Include the line containing "What data populates" and every line after it up to the end of the material below; reproduce them exactly and drop the pictures.

>> BEGIN

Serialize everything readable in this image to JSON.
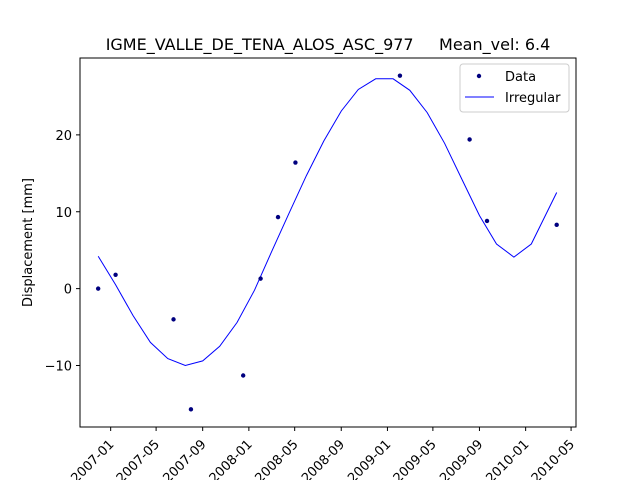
{
  "chart_data": {
    "type": "line",
    "title": "IGME_VALLE_DE_TENA_ALOS_ASC_977     Mean_vel: 6.4",
    "xlabel": "",
    "ylabel": "Displacement [mm]",
    "x_axis_type": "date",
    "xlim": [
      "2006-10-12",
      "2010-05-14"
    ],
    "ylim": [
      -18,
      30
    ],
    "x_ticks": [
      "2007-01",
      "2007-05",
      "2007-09",
      "2008-01",
      "2008-05",
      "2008-09",
      "2009-01",
      "2009-05",
      "2009-09",
      "2010-01",
      "2010-05"
    ],
    "y_ticks": [
      -10,
      0,
      10,
      20
    ],
    "grid": false,
    "legend": {
      "placement": "top-right",
      "entries": [
        "Data",
        "Irregular"
      ]
    },
    "colors": {
      "data": "#00007f",
      "irregular": "#0000ff"
    },
    "series": [
      {
        "name": "Data",
        "style": "markers",
        "points": [
          {
            "x": "2006-11-29",
            "y": 0.0
          },
          {
            "x": "2007-01-14",
            "y": 1.8
          },
          {
            "x": "2007-06-16",
            "y": -4.0
          },
          {
            "x": "2007-08-01",
            "y": -15.7
          },
          {
            "x": "2007-12-17",
            "y": -11.3
          },
          {
            "x": "2008-02-01",
            "y": 1.3
          },
          {
            "x": "2008-03-18",
            "y": 9.3
          },
          {
            "x": "2008-05-03",
            "y": 16.4
          },
          {
            "x": "2009-02-03",
            "y": 27.7
          },
          {
            "x": "2009-08-06",
            "y": 19.4
          },
          {
            "x": "2009-09-21",
            "y": 8.8
          },
          {
            "x": "2010-03-24",
            "y": 8.3
          }
        ]
      },
      {
        "name": "Irregular",
        "style": "line",
        "points": [
          {
            "x": "2006-11-29",
            "y": 4.2
          },
          {
            "x": "2007-01-14",
            "y": 0.5
          },
          {
            "x": "2007-03-01",
            "y": -3.5
          },
          {
            "x": "2007-04-16",
            "y": -7.0
          },
          {
            "x": "2007-06-01",
            "y": -9.1
          },
          {
            "x": "2007-07-17",
            "y": -10.0
          },
          {
            "x": "2007-09-01",
            "y": -9.4
          },
          {
            "x": "2007-10-16",
            "y": -7.5
          },
          {
            "x": "2007-12-01",
            "y": -4.4
          },
          {
            "x": "2008-01-16",
            "y": -0.2
          },
          {
            "x": "2008-03-01",
            "y": 4.8
          },
          {
            "x": "2008-04-16",
            "y": 9.8
          },
          {
            "x": "2008-06-01",
            "y": 14.7
          },
          {
            "x": "2008-07-17",
            "y": 19.2
          },
          {
            "x": "2008-09-01",
            "y": 23.1
          },
          {
            "x": "2008-10-16",
            "y": 25.9
          },
          {
            "x": "2008-12-01",
            "y": 27.3
          },
          {
            "x": "2009-01-16",
            "y": 27.3
          },
          {
            "x": "2009-03-01",
            "y": 25.8
          },
          {
            "x": "2009-04-16",
            "y": 22.9
          },
          {
            "x": "2009-06-01",
            "y": 18.9
          },
          {
            "x": "2009-07-17",
            "y": 14.2
          },
          {
            "x": "2009-09-01",
            "y": 9.5
          },
          {
            "x": "2009-10-16",
            "y": 5.8
          },
          {
            "x": "2009-12-01",
            "y": 4.1
          },
          {
            "x": "2010-01-16",
            "y": 5.8
          },
          {
            "x": "2010-03-24",
            "y": 12.5
          }
        ]
      }
    ]
  }
}
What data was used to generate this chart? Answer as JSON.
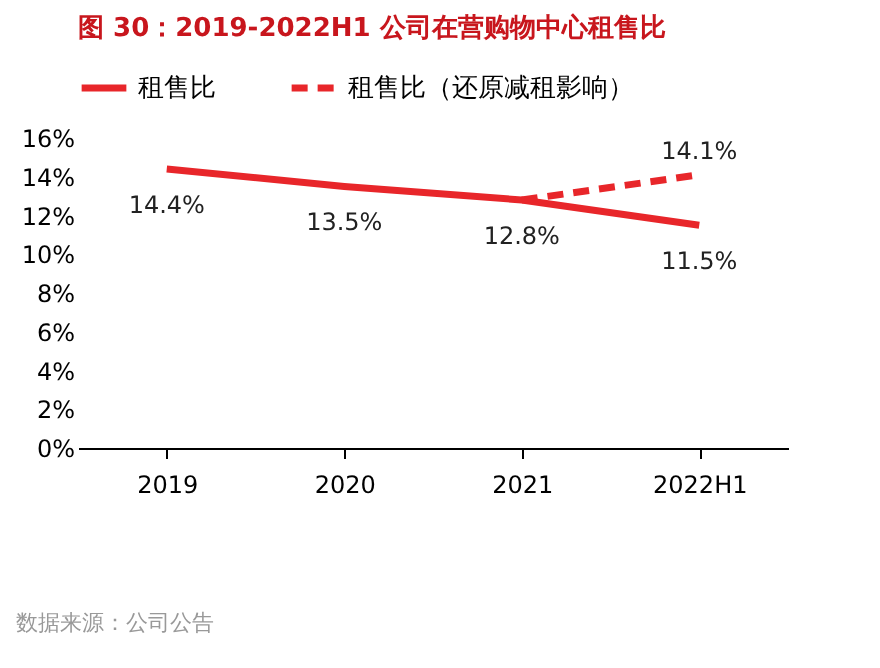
{
  "chart_data": {
    "type": "line",
    "title": "图 30：2019-2022H1 公司在营购物中心租售比",
    "categories": [
      "2019",
      "2020",
      "2021",
      "2022H1"
    ],
    "series": [
      {
        "name": "租售比",
        "color": "#e8262a",
        "line_style": "solid",
        "values": [
          14.4,
          13.5,
          12.8,
          11.5
        ],
        "value_labels": [
          "14.4%",
          "13.5%",
          "12.8%",
          "11.5%"
        ]
      },
      {
        "name": "租售比（还原减租影响）",
        "color": "#e8262a",
        "line_style": "dashed",
        "values": [
          null,
          null,
          12.8,
          14.1
        ],
        "value_labels": [
          null,
          null,
          null,
          "14.1%"
        ]
      }
    ],
    "ylim": [
      0,
      16
    ],
    "yticks": [
      {
        "value": 0,
        "label": "0%"
      },
      {
        "value": 2,
        "label": "2%"
      },
      {
        "value": 4,
        "label": "4%"
      },
      {
        "value": 6,
        "label": "6%"
      },
      {
        "value": 8,
        "label": "8%"
      },
      {
        "value": 10,
        "label": "10%"
      },
      {
        "value": 12,
        "label": "12%"
      },
      {
        "value": 14,
        "label": "14%"
      },
      {
        "value": 16,
        "label": "16%"
      }
    ],
    "grid": false,
    "legend": "top",
    "marker": "none",
    "annotations": [
      "数据来源：公司公告"
    ]
  }
}
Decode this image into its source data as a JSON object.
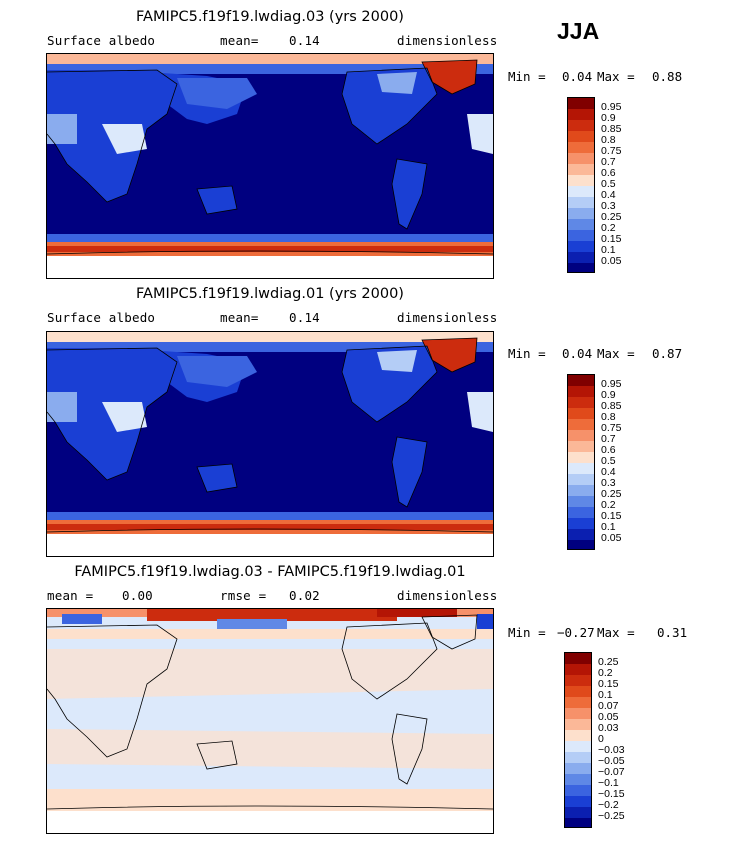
{
  "season": "JJA",
  "panels": [
    {
      "title": "FAMIPC5.f19f19.lwdiag.03 (yrs 2000)",
      "left_label": "Surface albedo",
      "mid_label": "mean=",
      "mid_value": "0.14",
      "right_label": "dimensionless",
      "min_label": "Min =",
      "min_value": "0.04",
      "max_label": "Max =",
      "max_value": "0.88",
      "colorbar_labels": [
        "0.95",
        "0.9",
        "0.85",
        "0.8",
        "0.75",
        "0.7",
        "0.6",
        "0.5",
        "0.4",
        "0.3",
        "0.25",
        "0.2",
        "0.15",
        "0.1",
        "0.05"
      ]
    },
    {
      "title": "FAMIPC5.f19f19.lwdiag.01 (yrs 2000)",
      "left_label": "Surface albedo",
      "mid_label": "mean=",
      "mid_value": "0.14",
      "right_label": "dimensionless",
      "min_label": "Min =",
      "min_value": "0.04",
      "max_label": "Max =",
      "max_value": "0.87",
      "colorbar_labels": [
        "0.95",
        "0.9",
        "0.85",
        "0.8",
        "0.75",
        "0.7",
        "0.6",
        "0.5",
        "0.4",
        "0.3",
        "0.25",
        "0.2",
        "0.15",
        "0.1",
        "0.05"
      ]
    },
    {
      "title": "FAMIPC5.f19f19.lwdiag.03 - FAMIPC5.f19f19.lwdiag.01",
      "left_label": "mean =",
      "left_value": "0.00",
      "mid_label": "rmse =",
      "mid_value": "0.02",
      "right_label": "dimensionless",
      "min_label": "Min =",
      "min_value": "−0.27",
      "max_label": "Max =",
      "max_value": "0.31",
      "colorbar_labels": [
        "0.25",
        "0.2",
        "0.15",
        "0.1",
        "0.07",
        "0.05",
        "0.03",
        "0",
        "−0.03",
        "−0.05",
        "−0.07",
        "−0.1",
        "−0.15",
        "−0.2",
        "−0.25"
      ]
    }
  ],
  "colors": {
    "abs_scale": [
      "#800000",
      "#b41505",
      "#cc2c0e",
      "#e04a1b",
      "#ee6c3a",
      "#f6916a",
      "#fbb898",
      "#fde0cc",
      "#dce9fb",
      "#b4cdf6",
      "#8aacee",
      "#5f88e6",
      "#3b64e0",
      "#1a3fd4",
      "#0b1fb0",
      "#000080"
    ],
    "diff_scale": [
      "#800000",
      "#b41505",
      "#cc2c0e",
      "#e04a1b",
      "#ee6c3a",
      "#f6916a",
      "#fbb898",
      "#fde0cc",
      "#dce9fb",
      "#b4cdf6",
      "#8aacee",
      "#5f88e6",
      "#3b64e0",
      "#1a3fd4",
      "#0b1fb0",
      "#000080"
    ]
  },
  "chart_data": [
    {
      "type": "heatmap",
      "title": "FAMIPC5.f19f19.lwdiag.03 (yrs 2000)",
      "variable": "Surface albedo",
      "units": "dimensionless",
      "mean": 0.14,
      "min": 0.04,
      "max": 0.88,
      "levels": [
        0.05,
        0.1,
        0.15,
        0.2,
        0.25,
        0.3,
        0.4,
        0.5,
        0.6,
        0.7,
        0.75,
        0.8,
        0.85,
        0.9,
        0.95
      ]
    },
    {
      "type": "heatmap",
      "title": "FAMIPC5.f19f19.lwdiag.01 (yrs 2000)",
      "variable": "Surface albedo",
      "units": "dimensionless",
      "mean": 0.14,
      "min": 0.04,
      "max": 0.87,
      "levels": [
        0.05,
        0.1,
        0.15,
        0.2,
        0.25,
        0.3,
        0.4,
        0.5,
        0.6,
        0.7,
        0.75,
        0.8,
        0.85,
        0.9,
        0.95
      ]
    },
    {
      "type": "heatmap",
      "title": "FAMIPC5.f19f19.lwdiag.03 - FAMIPC5.f19f19.lwdiag.01",
      "units": "dimensionless",
      "mean": 0.0,
      "rmse": 0.02,
      "min": -0.27,
      "max": 0.31,
      "levels": [
        -0.25,
        -0.2,
        -0.15,
        -0.1,
        -0.07,
        -0.05,
        -0.03,
        0,
        0.03,
        0.05,
        0.07,
        0.1,
        0.15,
        0.2,
        0.25
      ]
    }
  ]
}
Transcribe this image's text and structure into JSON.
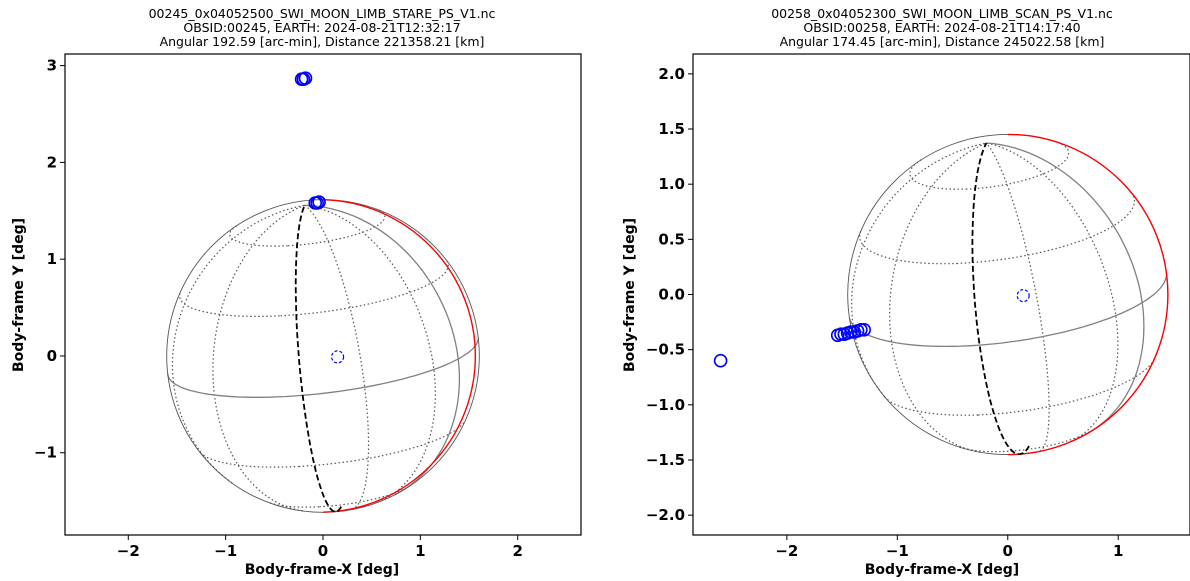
{
  "chart_data": [
    {
      "type": "scatter",
      "title_lines": [
        "00245_0x04052500_SWI_MOON_LIMB_STARE_PS_V1.nc",
        "OBSID:00245, EARTH: 2024-08-21T12:32:17",
        "Angular 192.59 [arc-min], Distance 221358.21 [km]"
      ],
      "xlabel": "Body-frame-X [deg]",
      "ylabel": "Body-frame Y [deg]",
      "xlim": [
        -2.65,
        2.65
      ],
      "ylim": [
        -1.85,
        3.12
      ],
      "xticks": [
        -2,
        -1,
        0,
        1,
        2
      ],
      "xtick_labels": [
        "−2",
        "−1",
        "0",
        "1",
        "2"
      ],
      "yticks": [
        -1,
        0,
        1,
        2,
        3
      ],
      "ytick_labels": [
        "−1",
        "0",
        "1",
        "2",
        "3"
      ],
      "moon": {
        "center": [
          0.0,
          0.0
        ],
        "radius": 1.605,
        "lit_limb_arc_deg": [
          -90,
          90
        ]
      },
      "boresight": {
        "x": 0.15,
        "y": -0.01
      },
      "observations": [
        {
          "x": -0.22,
          "y": 2.86
        },
        {
          "x": -0.2,
          "y": 2.86
        },
        {
          "x": -0.18,
          "y": 2.87
        },
        {
          "x": -0.08,
          "y": 1.58
        },
        {
          "x": -0.06,
          "y": 1.58
        },
        {
          "x": -0.04,
          "y": 1.59
        }
      ],
      "colors": {
        "limb_lit": "#ff0000",
        "limb": "#555555",
        "grid": "#555555",
        "equator": "#808080",
        "terminator": "#000000",
        "obs": "#0000ff"
      }
    },
    {
      "type": "scatter",
      "title_lines": [
        "00258_0x04052300_SWI_MOON_LIMB_SCAN_PS_V1.nc",
        "OBSID:00258, EARTH: 2024-08-21T14:17:40",
        "Angular 174.45 [arc-min], Distance 245022.58 [km]"
      ],
      "xlabel": "Body-frame-X [deg]",
      "ylabel": "Body-frame Y [deg]",
      "xlim": [
        -2.85,
        1.65
      ],
      "ylim": [
        -2.18,
        2.18
      ],
      "xticks": [
        -2,
        -1,
        0,
        1
      ],
      "xtick_labels": [
        "−2",
        "−1",
        "0",
        "1"
      ],
      "yticks": [
        -2.0,
        -1.5,
        -1.0,
        -0.5,
        0.0,
        0.5,
        1.0,
        1.5,
        2.0
      ],
      "ytick_labels": [
        "−2.0",
        "−1.5",
        "−1.0",
        "−0.5",
        "0.0",
        "0.5",
        "1.0",
        "1.5",
        "2.0"
      ],
      "moon": {
        "center": [
          0.0,
          0.0
        ],
        "radius": 1.45,
        "lit_limb_arc_deg": [
          -90,
          90
        ]
      },
      "boresight": {
        "x": 0.14,
        "y": -0.01
      },
      "observations": [
        {
          "x": -2.6,
          "y": -0.6
        },
        {
          "x": -1.54,
          "y": -0.37
        },
        {
          "x": -1.51,
          "y": -0.36
        },
        {
          "x": -1.48,
          "y": -0.36
        },
        {
          "x": -1.45,
          "y": -0.35
        },
        {
          "x": -1.42,
          "y": -0.34
        },
        {
          "x": -1.39,
          "y": -0.34
        },
        {
          "x": -1.36,
          "y": -0.33
        },
        {
          "x": -1.33,
          "y": -0.32
        },
        {
          "x": -1.3,
          "y": -0.32
        }
      ],
      "colors": {
        "limb_lit": "#ff0000",
        "limb": "#555555",
        "grid": "#555555",
        "equator": "#808080",
        "terminator": "#000000",
        "obs": "#0000ff"
      }
    }
  ]
}
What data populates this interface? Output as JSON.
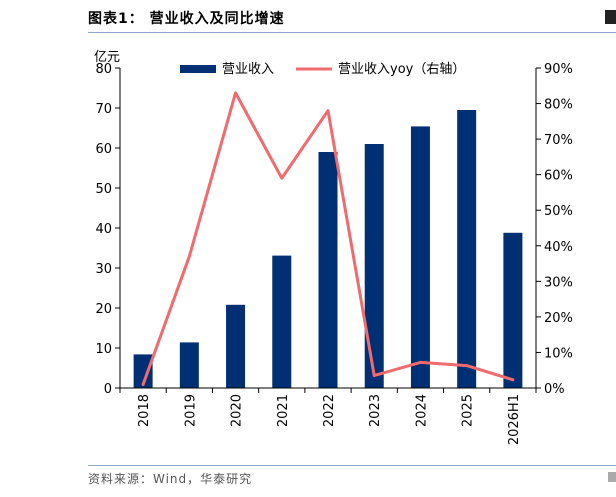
{
  "page": {
    "title": "图表1：  营业收入及同比增速",
    "source": "资料来源：Wind，华泰研究"
  },
  "chart_data": {
    "type": "bar",
    "categories": [
      "2018",
      "2019",
      "2020",
      "2021",
      "2022",
      "2023",
      "2024",
      "2025",
      "2026H1"
    ],
    "unit_label": "亿元",
    "series": [
      {
        "name": "营业收入",
        "type": "bar",
        "axis": "left",
        "color": "#002f73",
        "values": [
          8.4,
          11.4,
          20.8,
          33.1,
          59.0,
          61.0,
          65.4,
          69.5,
          38.8
        ]
      },
      {
        "name": "营业收入yoy（右轴）",
        "type": "line",
        "axis": "right",
        "color": "#ef6b6e",
        "values": [
          1.0,
          37.0,
          83.0,
          59.0,
          78.0,
          3.5,
          7.2,
          6.3,
          2.3
        ]
      }
    ],
    "ylim": [
      0,
      80
    ],
    "yticks": [
      "0",
      "10",
      "20",
      "30",
      "40",
      "50",
      "60",
      "70",
      "80"
    ],
    "y2lim": [
      0,
      90
    ],
    "y2ticks": [
      "0%",
      "10%",
      "20%",
      "30%",
      "40%",
      "50%",
      "60%",
      "70%",
      "80%",
      "90%"
    ],
    "grid": false,
    "legend_position": "top"
  }
}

>> END

Result:
What data populates this interface? Output as JSON.
{
  "page": {
    "title": "图表1：  营业收入及同比增速",
    "source": "资料来源：Wind，华泰研究"
  },
  "chart_data": {
    "type": "bar",
    "categories": [
      "2018",
      "2019",
      "2020",
      "2021",
      "2022",
      "2023",
      "2024",
      "2025",
      "2026H1"
    ],
    "unit_label": "亿元",
    "series": [
      {
        "name": "营业收入",
        "type": "bar",
        "axis": "left",
        "color": "#002f73",
        "values": [
          8.4,
          11.4,
          20.8,
          33.1,
          59.0,
          61.0,
          65.4,
          69.5,
          38.8
        ]
      },
      {
        "name": "营业收入yoy（右轴）",
        "type": "line",
        "axis": "right",
        "color": "#ef6b6e",
        "values": [
          1.0,
          37.0,
          83.0,
          59.0,
          78.0,
          3.5,
          7.2,
          6.3,
          2.3
        ]
      }
    ],
    "ylim": [
      0,
      80
    ],
    "yticks": [
      "0",
      "10",
      "20",
      "30",
      "40",
      "50",
      "60",
      "70",
      "80"
    ],
    "y2lim": [
      0,
      90
    ],
    "y2ticks": [
      "0%",
      "10%",
      "20%",
      "30%",
      "40%",
      "50%",
      "60%",
      "70%",
      "80%",
      "90%"
    ],
    "grid": false,
    "legend_position": "top"
  }
}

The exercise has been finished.